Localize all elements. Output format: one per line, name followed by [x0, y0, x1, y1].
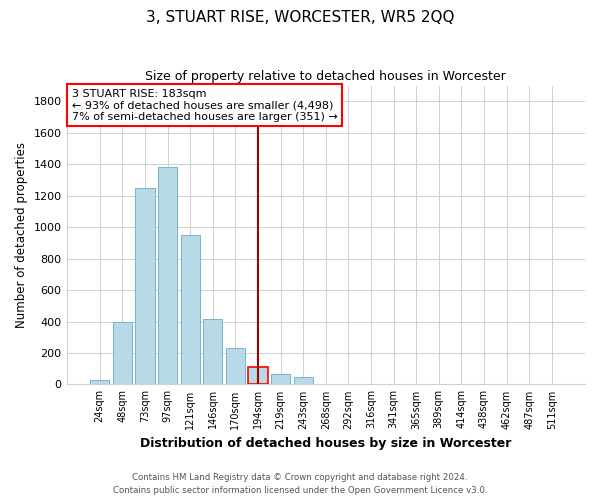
Title: Size of property relative to detached houses in Worcester: Size of property relative to detached ho… [145, 70, 506, 83]
Bar [113, 322, 132, 384]
Text: Contains HM Land Registry data © Crown copyright and database right 2024.
Contai: Contains HM Land Registry data © Crown c… [113, 474, 487, 495]
Bar [158, 168, 177, 384]
Bar [136, 188, 155, 384]
Bar [181, 236, 200, 384]
Bar [271, 374, 290, 384]
Bar [90, 380, 109, 384]
Y-axis label: Number of detached properties: Number of detached properties [15, 142, 28, 328]
Text: 3, STUART RISE, WORCESTER, WR5 2QQ: 3, STUART RISE, WORCESTER, WR5 2QQ [146, 10, 454, 25]
Bar [203, 319, 223, 384]
Bar [293, 377, 313, 384]
X-axis label: Distribution of detached houses by size in Worcester: Distribution of detached houses by size … [140, 437, 511, 450]
Bar [226, 348, 245, 384]
Bar [248, 367, 268, 384]
Text: 3 STUART RISE: 183sqm
← 93% of detached houses are smaller (4,498)
7% of semi-de: 3 STUART RISE: 183sqm ← 93% of detached … [72, 88, 337, 122]
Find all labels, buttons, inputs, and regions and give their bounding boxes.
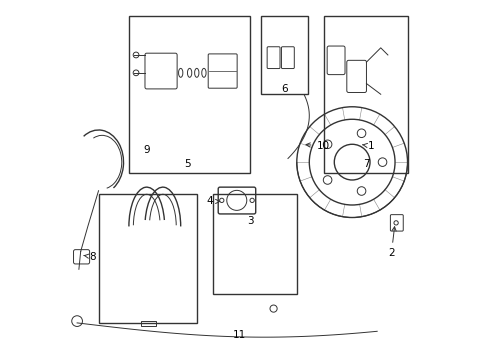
Text: 4: 4 bbox=[206, 197, 220, 206]
Text: 2: 2 bbox=[388, 227, 396, 258]
Text: 7: 7 bbox=[363, 159, 370, 169]
Text: 8: 8 bbox=[84, 252, 96, 262]
Bar bbox=[142, 321, 156, 327]
Bar bbox=[129, 16, 250, 173]
Text: 5: 5 bbox=[185, 159, 191, 169]
Text: 1: 1 bbox=[363, 141, 375, 151]
Bar bbox=[213, 194, 297, 294]
Text: 9: 9 bbox=[144, 145, 150, 155]
Bar bbox=[323, 16, 408, 173]
Bar bbox=[98, 194, 197, 323]
Text: 6: 6 bbox=[281, 84, 288, 94]
Bar bbox=[261, 16, 308, 94]
Text: 3: 3 bbox=[247, 216, 254, 226]
Text: 10: 10 bbox=[306, 141, 330, 151]
Text: 11: 11 bbox=[233, 330, 246, 341]
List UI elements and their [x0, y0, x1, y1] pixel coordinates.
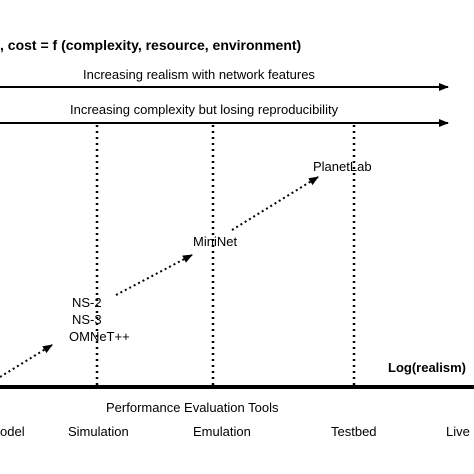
cost-heading: , cost = f (complexity, resource, enviro… [0, 37, 302, 53]
complexity-arrow-label: Increasing complexity but losing reprodu… [70, 102, 339, 117]
omnetpp-label: OMNeT++ [69, 329, 130, 344]
mininet-to-planetlab-arrow [231, 176, 319, 231]
mininet-label: MiniNet [193, 234, 238, 249]
axis-caption: Performance Evaluation Tools [106, 400, 279, 415]
ns2-label: NS-2 [72, 295, 102, 310]
ns-to-mininet-arrow [115, 254, 193, 296]
category-simulation: Simulation [68, 424, 129, 439]
realism-arrow-label: Increasing realism with network features [83, 67, 315, 82]
model-to-ns-arrow [0, 344, 53, 378]
ns3-label: NS-3 [72, 312, 102, 327]
category-testbed: Testbed [331, 424, 377, 439]
category-emulation: Emulation [193, 424, 251, 439]
planetlab-label: PlanetLab [313, 159, 372, 174]
log-realism-label: Log(realism) [388, 360, 467, 375]
category-model: odel [0, 424, 25, 439]
category-live: Live [446, 424, 470, 439]
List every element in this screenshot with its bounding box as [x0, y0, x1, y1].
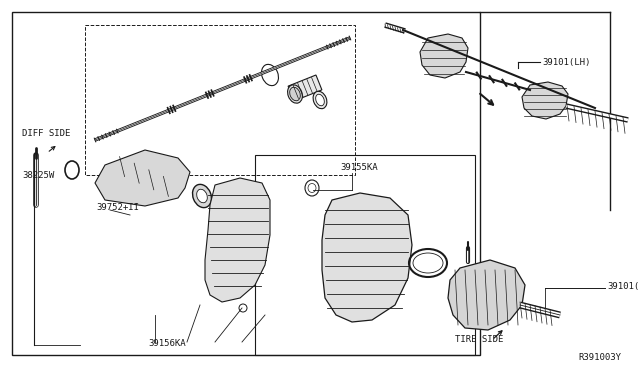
Ellipse shape: [290, 87, 300, 101]
Text: 38225W: 38225W: [22, 170, 54, 180]
Ellipse shape: [287, 85, 302, 103]
Ellipse shape: [196, 189, 207, 203]
Polygon shape: [95, 150, 190, 206]
Text: 39155KA: 39155KA: [340, 164, 378, 173]
Polygon shape: [522, 82, 568, 119]
Text: 39101(LH): 39101(LH): [607, 282, 640, 292]
Polygon shape: [288, 75, 322, 101]
Polygon shape: [322, 193, 412, 322]
Text: 39156KA: 39156KA: [148, 339, 186, 347]
Ellipse shape: [193, 185, 211, 208]
Text: 39101(LH): 39101(LH): [542, 58, 590, 67]
Text: 39752+II: 39752+II: [96, 202, 139, 212]
Polygon shape: [448, 260, 525, 330]
Ellipse shape: [313, 91, 327, 109]
Polygon shape: [420, 34, 468, 78]
Polygon shape: [205, 178, 270, 302]
Text: DIFF SIDE: DIFF SIDE: [22, 128, 70, 138]
Ellipse shape: [316, 94, 324, 106]
Text: R391003Y: R391003Y: [578, 353, 621, 362]
Text: TIRE SIDE: TIRE SIDE: [455, 336, 504, 344]
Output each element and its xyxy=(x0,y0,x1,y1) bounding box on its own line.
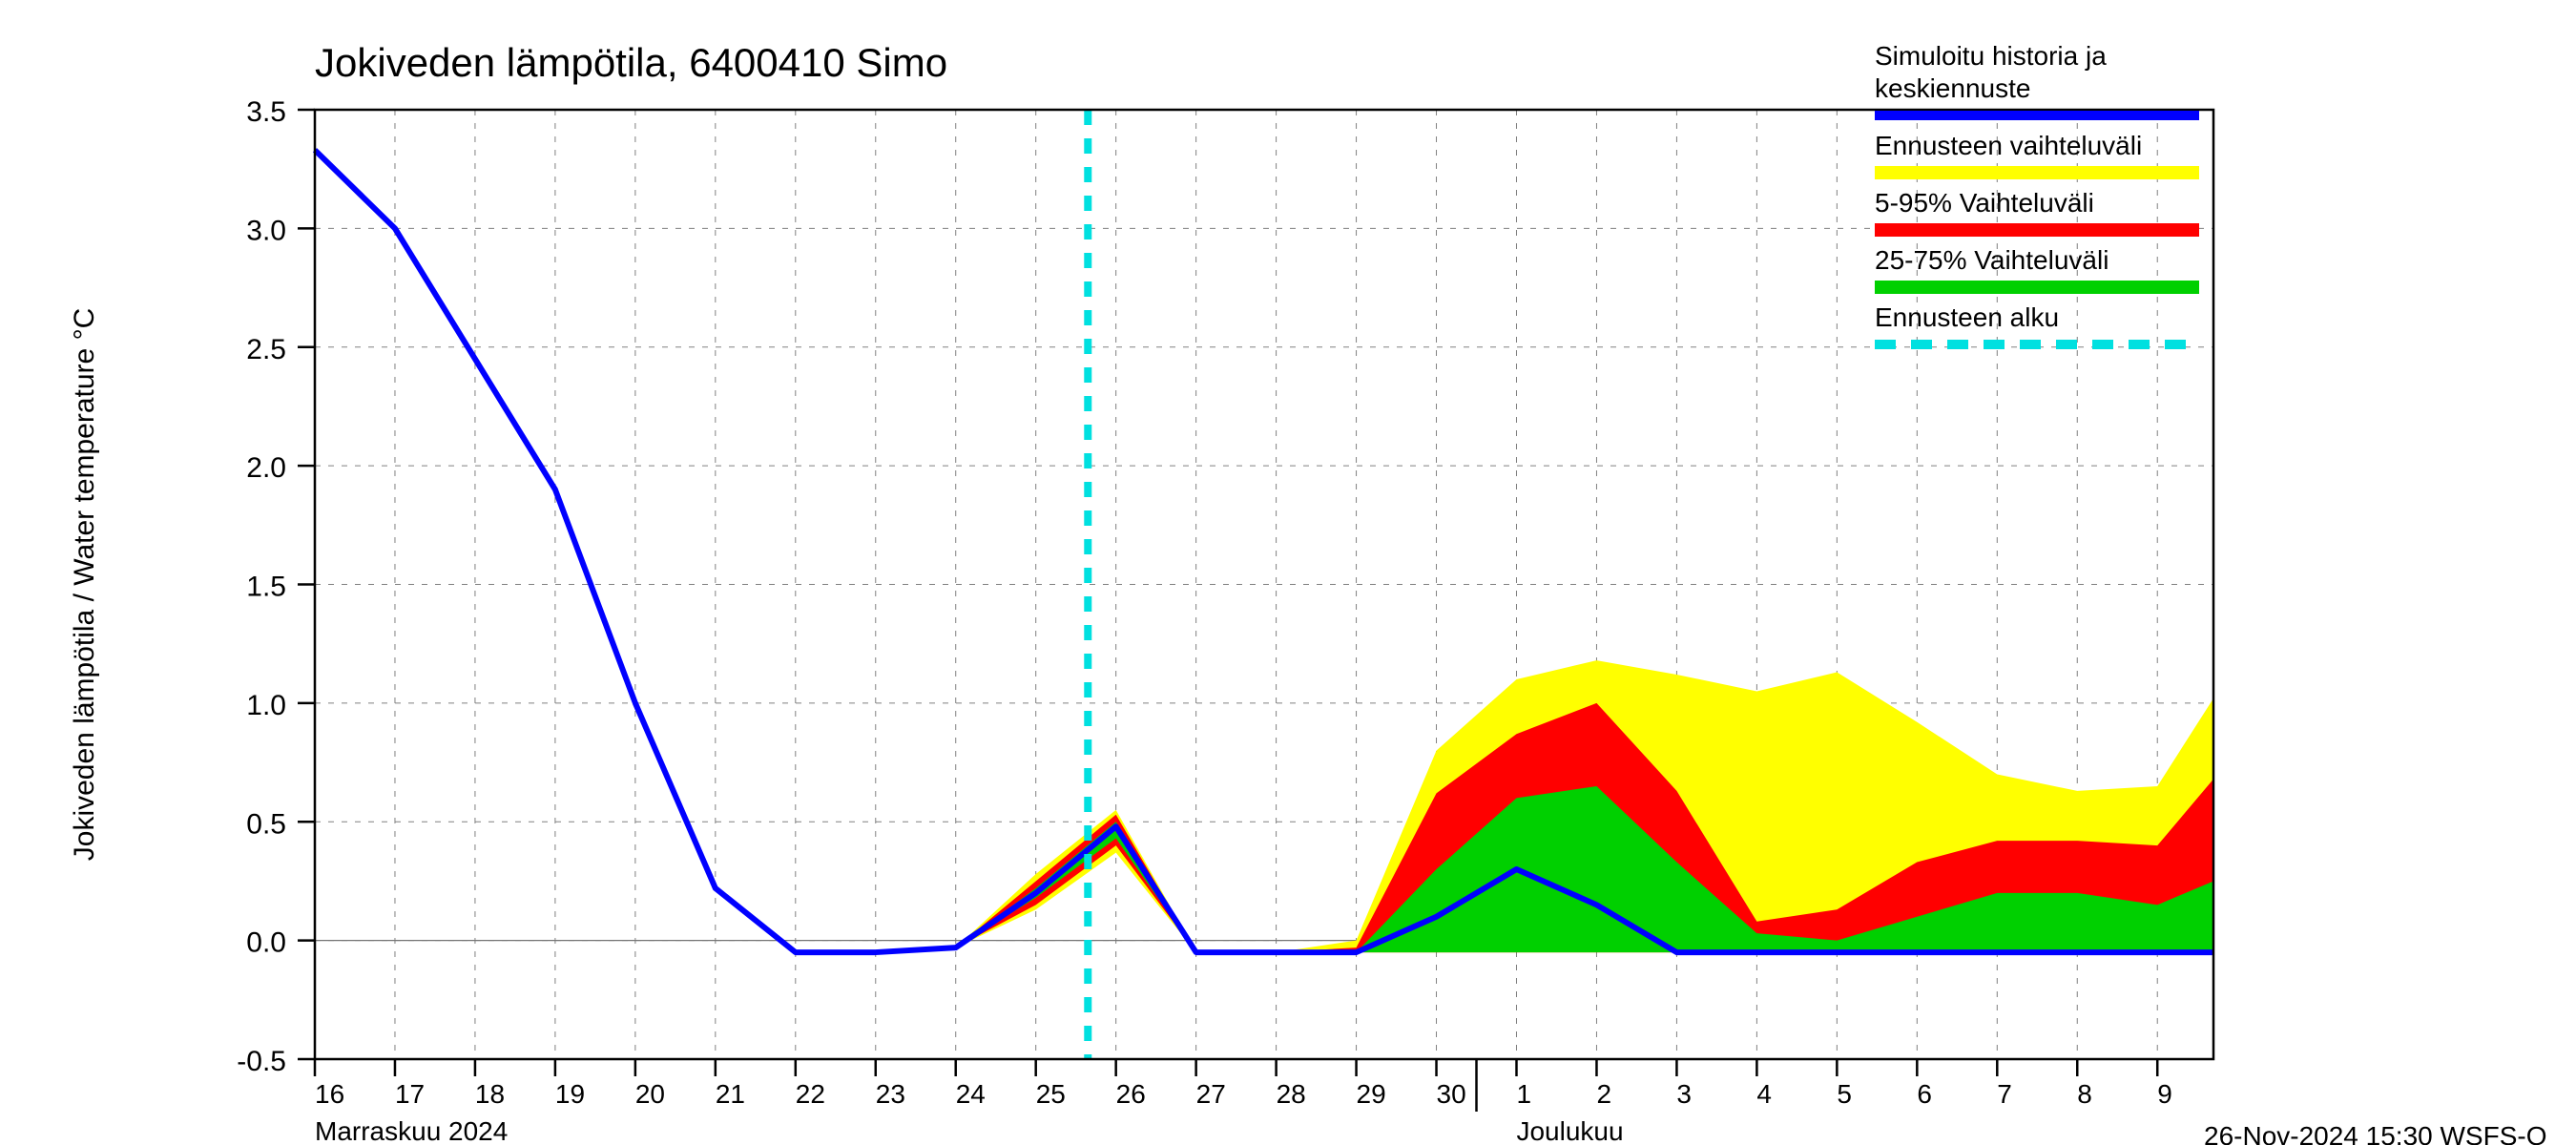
y-axis-label: Jokiveden lämpötila / Water temperature … xyxy=(69,308,100,861)
footer-timestamp: 26-Nov-2024 15:30 WSFS-O xyxy=(2204,1121,2547,1145)
svg-text:25-75% Vaihteluväli: 25-75% Vaihteluväli xyxy=(1875,245,2109,275)
svg-text:2: 2 xyxy=(1596,1079,1611,1109)
svg-text:0.5: 0.5 xyxy=(246,808,286,840)
svg-text:3: 3 xyxy=(1676,1079,1692,1109)
svg-text:27: 27 xyxy=(1196,1079,1226,1109)
svg-text:25: 25 xyxy=(1036,1079,1066,1109)
svg-text:22: 22 xyxy=(796,1079,825,1109)
svg-text:20: 20 xyxy=(635,1079,665,1109)
svg-text:5-95% Vaihteluväli: 5-95% Vaihteluväli xyxy=(1875,188,2094,218)
svg-text:24: 24 xyxy=(956,1079,986,1109)
svg-text:Simuloitu historia ja: Simuloitu historia ja xyxy=(1875,41,2107,71)
svg-text:4: 4 xyxy=(1756,1079,1772,1109)
svg-text:30: 30 xyxy=(1437,1079,1466,1109)
month1-fi: Marraskuu 2024 xyxy=(315,1116,508,1145)
svg-text:19: 19 xyxy=(555,1079,585,1109)
svg-text:9: 9 xyxy=(2157,1079,2172,1109)
svg-text:18: 18 xyxy=(475,1079,505,1109)
svg-text:8: 8 xyxy=(2077,1079,2092,1109)
svg-text:Ennusteen vaihteluväli: Ennusteen vaihteluväli xyxy=(1875,131,2142,160)
svg-text:28: 28 xyxy=(1277,1079,1306,1109)
svg-text:keskiennuste: keskiennuste xyxy=(1875,73,2030,103)
svg-text:Ennusteen alku: Ennusteen alku xyxy=(1875,302,2059,332)
svg-text:16: 16 xyxy=(315,1079,344,1109)
svg-text:1.5: 1.5 xyxy=(246,572,286,603)
svg-text:2.0: 2.0 xyxy=(246,452,286,484)
month2-fi: Joulukuu xyxy=(1516,1116,1623,1145)
svg-text:3.5: 3.5 xyxy=(246,96,286,128)
svg-text:26: 26 xyxy=(1116,1079,1146,1109)
svg-text:1.0: 1.0 xyxy=(246,690,286,721)
svg-text:1: 1 xyxy=(1516,1079,1531,1109)
svg-text:29: 29 xyxy=(1357,1079,1386,1109)
chart-svg: -0.50.00.51.01.52.02.53.03.5161718192021… xyxy=(0,0,2576,1145)
svg-text:7: 7 xyxy=(1997,1079,2012,1109)
svg-text:21: 21 xyxy=(716,1079,745,1109)
svg-text:0.0: 0.0 xyxy=(246,927,286,959)
svg-text:17: 17 xyxy=(395,1079,425,1109)
chart-title: Jokiveden lämpötila, 6400410 Simo xyxy=(315,40,947,85)
chart-container: -0.50.00.51.01.52.02.53.03.5161718192021… xyxy=(0,0,2576,1145)
svg-text:5: 5 xyxy=(1837,1079,1852,1109)
svg-text:3.0: 3.0 xyxy=(246,215,286,246)
svg-text:2.5: 2.5 xyxy=(246,334,286,365)
svg-text:23: 23 xyxy=(876,1079,905,1109)
svg-text:-0.5: -0.5 xyxy=(237,1046,286,1077)
svg-text:6: 6 xyxy=(1917,1079,1932,1109)
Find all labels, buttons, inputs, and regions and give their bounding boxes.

++++++++

### PROBLEM DETAILS
Reproduce the rows without any changes, starting at the line that contains "Text: 4: 4 bbox=[206, 197, 220, 206]" and ending at the line that contains "Text: 5: 5 bbox=[185, 159, 191, 169]".

### WORKED SOLUTION
Text: 4: 4 bbox=[206, 197, 220, 206]
Text: 2: 2 bbox=[388, 227, 396, 258]
Text: 7: 7 bbox=[363, 159, 370, 169]
Text: 8: 8 bbox=[84, 252, 96, 262]
Bar bbox=[142, 321, 156, 327]
Bar bbox=[129, 16, 250, 173]
Text: 5: 5 bbox=[185, 159, 191, 169]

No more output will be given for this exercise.